- **PAGE EXCERPT**:

▬▬▬▬▬▬▬▬▬▬

And the payoff was absolutely there, where it's like, you know, moving to that new team allowed me to continue to do a lot of really good marketing operations work, but expand the scope of all the other work I was able to do, people I was working with, so on and so forth.

Michael Hartmann

Okay. Yeah. That's interesting. I think I I I suspect there's gonna be a lot of people who resonate with the idea that they feel like there's a ceiling to what they can do, whether it's because you know, someone above them is is content and not looking to move, or because there's not growth in general for the organization. Um and it's really hard when it's a place that you like, right? And it's what you like, and it's then the only way to get that if you if that's an important goal for yours is to to look outside. And it's bad for the organization too, right? Because they lose a lot of institutional knowledge and sure. So um okay, so then you you moved into product development. Um maybe talk a little bit about how that happened, it would be probably good. But from what I remember when we talked before, you said that that role was a broader one. There's a little bit of operations, a little bit of a consultant, like internal consultant, chief of staff, like you those are some of the words that I remember you using. So how do you how do you describe that role? Um, and how do you think that your ops marketing ops background helped you kind of ramp up and become uh productive in that new role?

▬▬▬▬▬▬▬▬▬▬

- **RECORDS PROVIDED**:

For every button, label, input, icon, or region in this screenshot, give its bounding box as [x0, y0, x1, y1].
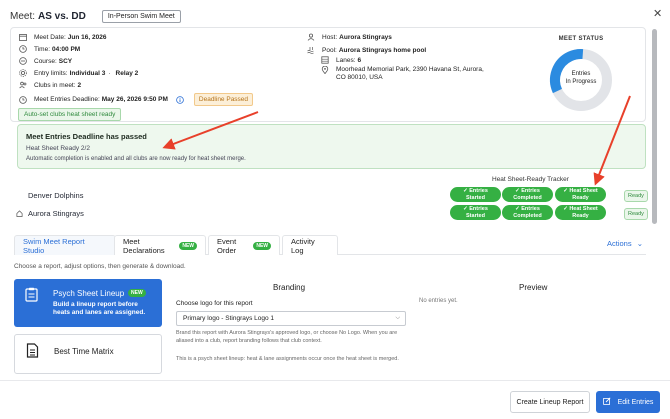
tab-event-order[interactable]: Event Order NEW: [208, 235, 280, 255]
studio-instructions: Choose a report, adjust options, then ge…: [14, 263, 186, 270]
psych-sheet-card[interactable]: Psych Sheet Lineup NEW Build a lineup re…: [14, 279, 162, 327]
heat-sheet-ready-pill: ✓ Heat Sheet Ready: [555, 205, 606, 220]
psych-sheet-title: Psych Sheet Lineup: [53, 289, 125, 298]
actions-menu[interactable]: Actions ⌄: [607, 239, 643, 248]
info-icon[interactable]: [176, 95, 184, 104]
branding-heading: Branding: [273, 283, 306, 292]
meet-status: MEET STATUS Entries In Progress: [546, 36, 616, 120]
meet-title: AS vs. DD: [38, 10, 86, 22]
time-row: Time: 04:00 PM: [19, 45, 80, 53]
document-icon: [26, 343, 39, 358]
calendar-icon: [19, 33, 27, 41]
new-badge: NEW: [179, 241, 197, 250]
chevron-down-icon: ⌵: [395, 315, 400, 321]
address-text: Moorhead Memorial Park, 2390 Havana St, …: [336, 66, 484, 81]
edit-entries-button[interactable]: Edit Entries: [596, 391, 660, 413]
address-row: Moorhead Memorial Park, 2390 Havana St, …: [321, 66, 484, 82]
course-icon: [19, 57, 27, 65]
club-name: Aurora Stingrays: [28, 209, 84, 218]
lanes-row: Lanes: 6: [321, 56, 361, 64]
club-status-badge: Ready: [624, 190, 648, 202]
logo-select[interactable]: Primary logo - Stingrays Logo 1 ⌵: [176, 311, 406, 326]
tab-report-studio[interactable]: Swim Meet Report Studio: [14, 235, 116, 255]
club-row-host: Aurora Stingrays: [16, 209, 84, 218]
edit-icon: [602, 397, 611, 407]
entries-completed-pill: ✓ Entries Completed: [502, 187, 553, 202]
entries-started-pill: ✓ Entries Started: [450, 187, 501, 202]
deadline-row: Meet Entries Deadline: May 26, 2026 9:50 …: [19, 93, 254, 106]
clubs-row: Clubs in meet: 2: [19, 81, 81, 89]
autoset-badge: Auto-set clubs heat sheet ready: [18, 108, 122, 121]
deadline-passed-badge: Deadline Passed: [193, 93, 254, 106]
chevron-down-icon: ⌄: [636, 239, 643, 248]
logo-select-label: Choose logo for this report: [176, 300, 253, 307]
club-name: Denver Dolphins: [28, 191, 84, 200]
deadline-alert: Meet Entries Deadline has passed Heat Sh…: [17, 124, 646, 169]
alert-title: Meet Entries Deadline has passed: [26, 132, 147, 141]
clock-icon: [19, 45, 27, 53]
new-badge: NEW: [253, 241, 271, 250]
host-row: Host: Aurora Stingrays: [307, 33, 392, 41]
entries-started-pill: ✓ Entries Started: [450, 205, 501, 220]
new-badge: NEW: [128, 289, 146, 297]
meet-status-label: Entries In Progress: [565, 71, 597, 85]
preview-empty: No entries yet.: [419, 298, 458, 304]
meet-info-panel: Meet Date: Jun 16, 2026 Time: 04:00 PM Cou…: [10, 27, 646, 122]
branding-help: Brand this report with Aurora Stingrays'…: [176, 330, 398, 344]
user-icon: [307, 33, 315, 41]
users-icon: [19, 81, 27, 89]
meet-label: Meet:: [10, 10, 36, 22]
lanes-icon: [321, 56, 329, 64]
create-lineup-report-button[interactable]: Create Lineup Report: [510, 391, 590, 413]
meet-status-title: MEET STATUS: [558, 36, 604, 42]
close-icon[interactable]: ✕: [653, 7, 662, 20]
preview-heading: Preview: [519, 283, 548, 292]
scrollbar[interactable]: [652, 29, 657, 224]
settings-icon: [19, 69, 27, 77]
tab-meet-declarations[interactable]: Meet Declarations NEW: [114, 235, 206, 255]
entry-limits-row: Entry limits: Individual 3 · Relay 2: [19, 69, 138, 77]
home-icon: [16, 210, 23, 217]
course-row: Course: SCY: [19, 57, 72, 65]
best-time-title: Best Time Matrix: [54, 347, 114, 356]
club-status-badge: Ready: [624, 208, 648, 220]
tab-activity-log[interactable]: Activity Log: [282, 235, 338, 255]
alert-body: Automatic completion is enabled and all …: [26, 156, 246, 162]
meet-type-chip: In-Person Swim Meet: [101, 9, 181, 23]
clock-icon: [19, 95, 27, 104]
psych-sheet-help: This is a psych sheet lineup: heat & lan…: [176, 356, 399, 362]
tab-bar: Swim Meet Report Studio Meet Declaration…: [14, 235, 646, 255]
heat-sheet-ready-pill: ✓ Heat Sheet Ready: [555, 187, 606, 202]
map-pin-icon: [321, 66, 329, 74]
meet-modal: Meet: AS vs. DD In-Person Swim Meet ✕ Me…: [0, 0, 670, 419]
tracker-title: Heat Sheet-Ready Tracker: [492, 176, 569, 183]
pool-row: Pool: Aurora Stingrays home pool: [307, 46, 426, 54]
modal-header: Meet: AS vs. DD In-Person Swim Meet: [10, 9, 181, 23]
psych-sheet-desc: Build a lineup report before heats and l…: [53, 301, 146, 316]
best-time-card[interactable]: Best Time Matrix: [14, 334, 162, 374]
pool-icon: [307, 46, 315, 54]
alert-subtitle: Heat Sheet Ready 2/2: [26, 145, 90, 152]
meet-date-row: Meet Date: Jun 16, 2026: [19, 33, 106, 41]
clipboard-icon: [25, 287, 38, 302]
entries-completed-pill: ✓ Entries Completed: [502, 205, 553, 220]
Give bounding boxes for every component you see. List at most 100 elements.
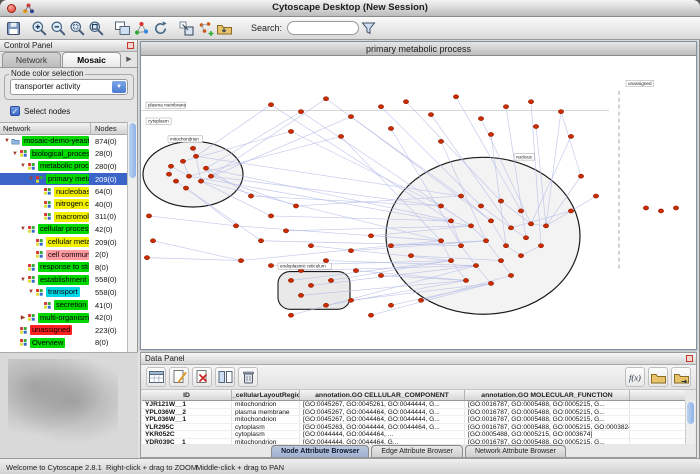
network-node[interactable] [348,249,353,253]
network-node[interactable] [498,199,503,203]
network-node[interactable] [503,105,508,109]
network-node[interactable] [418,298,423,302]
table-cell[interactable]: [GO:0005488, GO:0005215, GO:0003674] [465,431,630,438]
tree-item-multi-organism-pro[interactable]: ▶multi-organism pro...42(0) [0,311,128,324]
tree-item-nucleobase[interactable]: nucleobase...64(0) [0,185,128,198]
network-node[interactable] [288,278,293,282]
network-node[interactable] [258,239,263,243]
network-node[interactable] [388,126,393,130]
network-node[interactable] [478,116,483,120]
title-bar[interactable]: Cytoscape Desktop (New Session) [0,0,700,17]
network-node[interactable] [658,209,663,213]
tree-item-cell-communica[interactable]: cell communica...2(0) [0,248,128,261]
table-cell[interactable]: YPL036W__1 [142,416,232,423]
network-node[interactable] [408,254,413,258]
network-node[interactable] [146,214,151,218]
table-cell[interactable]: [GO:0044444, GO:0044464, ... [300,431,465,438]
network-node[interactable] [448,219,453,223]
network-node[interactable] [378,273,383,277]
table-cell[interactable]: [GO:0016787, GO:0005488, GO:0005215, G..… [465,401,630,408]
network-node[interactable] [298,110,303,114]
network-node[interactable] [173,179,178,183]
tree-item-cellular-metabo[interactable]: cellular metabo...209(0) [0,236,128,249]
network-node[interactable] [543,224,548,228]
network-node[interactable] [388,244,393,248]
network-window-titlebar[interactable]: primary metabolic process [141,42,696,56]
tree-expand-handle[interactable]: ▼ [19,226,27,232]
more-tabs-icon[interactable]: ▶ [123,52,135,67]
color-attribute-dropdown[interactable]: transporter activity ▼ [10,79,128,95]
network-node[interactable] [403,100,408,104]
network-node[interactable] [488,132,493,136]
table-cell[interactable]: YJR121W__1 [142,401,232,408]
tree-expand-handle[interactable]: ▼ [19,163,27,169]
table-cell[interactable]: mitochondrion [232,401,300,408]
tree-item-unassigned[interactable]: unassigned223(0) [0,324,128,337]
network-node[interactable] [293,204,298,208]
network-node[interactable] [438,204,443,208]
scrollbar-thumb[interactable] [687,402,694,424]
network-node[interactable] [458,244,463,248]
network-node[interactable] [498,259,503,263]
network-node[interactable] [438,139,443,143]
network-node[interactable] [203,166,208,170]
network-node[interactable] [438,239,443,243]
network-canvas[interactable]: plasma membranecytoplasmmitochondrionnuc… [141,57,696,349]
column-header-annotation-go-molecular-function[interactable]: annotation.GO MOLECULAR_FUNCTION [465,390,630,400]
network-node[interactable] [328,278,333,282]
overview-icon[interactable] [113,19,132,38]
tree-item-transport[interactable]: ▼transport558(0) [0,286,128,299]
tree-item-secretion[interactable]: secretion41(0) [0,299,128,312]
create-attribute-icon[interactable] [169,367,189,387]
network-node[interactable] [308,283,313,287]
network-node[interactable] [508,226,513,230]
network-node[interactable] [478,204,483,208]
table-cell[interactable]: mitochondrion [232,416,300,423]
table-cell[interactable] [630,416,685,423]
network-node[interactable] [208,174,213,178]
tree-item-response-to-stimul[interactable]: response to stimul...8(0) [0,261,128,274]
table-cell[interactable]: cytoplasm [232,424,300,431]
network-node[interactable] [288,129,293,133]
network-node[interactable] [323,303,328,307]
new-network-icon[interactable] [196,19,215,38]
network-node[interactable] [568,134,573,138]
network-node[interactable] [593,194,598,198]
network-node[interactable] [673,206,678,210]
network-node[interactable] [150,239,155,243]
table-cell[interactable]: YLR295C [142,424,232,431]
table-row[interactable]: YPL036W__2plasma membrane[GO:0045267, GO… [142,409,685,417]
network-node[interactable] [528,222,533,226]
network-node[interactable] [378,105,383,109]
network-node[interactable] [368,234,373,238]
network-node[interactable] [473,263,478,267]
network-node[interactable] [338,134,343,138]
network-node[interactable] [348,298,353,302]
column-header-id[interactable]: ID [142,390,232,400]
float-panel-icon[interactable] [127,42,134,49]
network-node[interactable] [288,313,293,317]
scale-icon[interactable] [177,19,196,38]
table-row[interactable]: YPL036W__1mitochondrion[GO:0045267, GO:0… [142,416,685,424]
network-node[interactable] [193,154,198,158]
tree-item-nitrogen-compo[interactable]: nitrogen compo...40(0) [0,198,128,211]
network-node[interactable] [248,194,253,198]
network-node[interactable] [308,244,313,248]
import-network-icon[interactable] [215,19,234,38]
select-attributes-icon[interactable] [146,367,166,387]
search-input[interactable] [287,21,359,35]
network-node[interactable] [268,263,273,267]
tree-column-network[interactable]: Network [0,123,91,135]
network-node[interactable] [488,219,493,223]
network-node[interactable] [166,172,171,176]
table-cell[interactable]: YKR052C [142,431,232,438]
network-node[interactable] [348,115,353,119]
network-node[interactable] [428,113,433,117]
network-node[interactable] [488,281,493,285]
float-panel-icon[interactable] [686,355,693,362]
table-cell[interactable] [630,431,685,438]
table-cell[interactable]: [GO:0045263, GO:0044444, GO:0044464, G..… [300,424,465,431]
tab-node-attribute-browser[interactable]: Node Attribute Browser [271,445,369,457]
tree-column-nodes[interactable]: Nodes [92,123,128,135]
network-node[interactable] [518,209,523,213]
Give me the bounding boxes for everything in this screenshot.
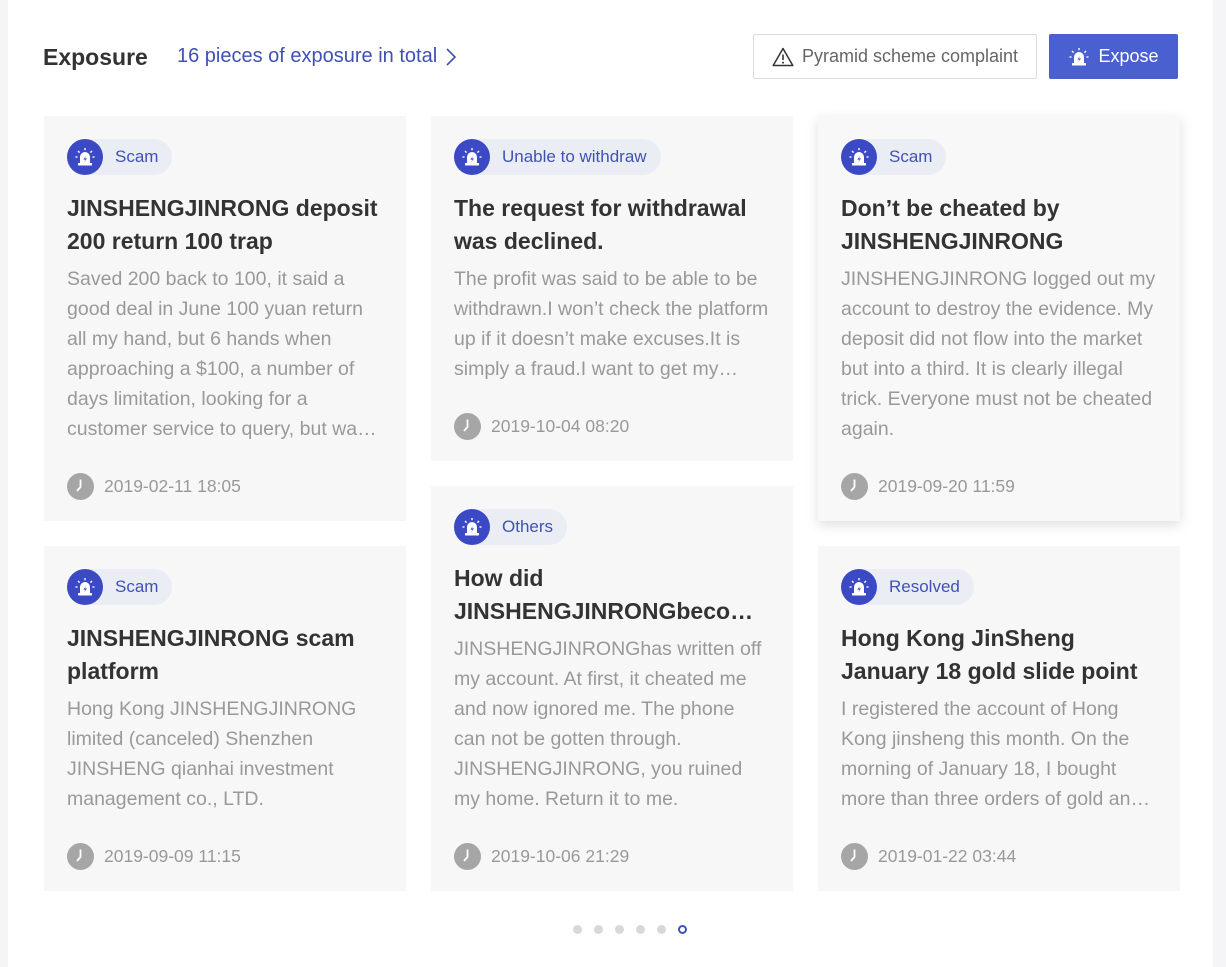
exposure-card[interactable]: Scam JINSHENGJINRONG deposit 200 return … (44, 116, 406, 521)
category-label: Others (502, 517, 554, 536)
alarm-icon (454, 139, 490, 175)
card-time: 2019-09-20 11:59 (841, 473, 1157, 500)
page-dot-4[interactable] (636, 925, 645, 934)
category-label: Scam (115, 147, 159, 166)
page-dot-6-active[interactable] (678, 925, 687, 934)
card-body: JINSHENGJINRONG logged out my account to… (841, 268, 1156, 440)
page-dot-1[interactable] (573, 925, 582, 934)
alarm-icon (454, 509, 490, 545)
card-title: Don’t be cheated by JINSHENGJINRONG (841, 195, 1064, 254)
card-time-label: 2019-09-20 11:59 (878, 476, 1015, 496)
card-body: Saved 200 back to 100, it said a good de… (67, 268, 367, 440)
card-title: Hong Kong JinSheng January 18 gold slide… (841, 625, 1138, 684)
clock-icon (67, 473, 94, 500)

▬▬▬▬▬▬▬▬▬▬

- **OBJECTIVE 1**:
In the interview transcript, change "new team" to "larger team" and reproduce the passage starting at "And the payoff" and ending at "and so forth.".
- **OBJECTIVE 2**:
Recast the lines of the records starting at the line containing "exposure-card[interactable]: Scam JINSHENGJINRONG" and ending at the line containing "card-time: 2019-09-20 11:59" as a JSON list of strings, one string per line, with blank lines omitted.
The interview transcript and the records are unrelated material.

- **WRITTEN RESPONSE 1**:
And the payoff was absolutely there, where it's like, you know, moving to that larger team allowed me to continue to do a lot of really good marketing operations work, but expand the scope of all the other work I was able to do, people I was working with, so on and so forth.

- **WRITTEN RESPONSE 2**:
[
  "exposure-card[interactable]: Scam JINSHENGJINRONG deposit 200 return … (44, 116, 406, 521)",
  "category-label: Others (502, 517, 554, 536)",
  "alarm-icon (454, 139, 490, 175)",
  "card-time: 2019-09-20 11:59 (841, 473, 1157, 500)"
]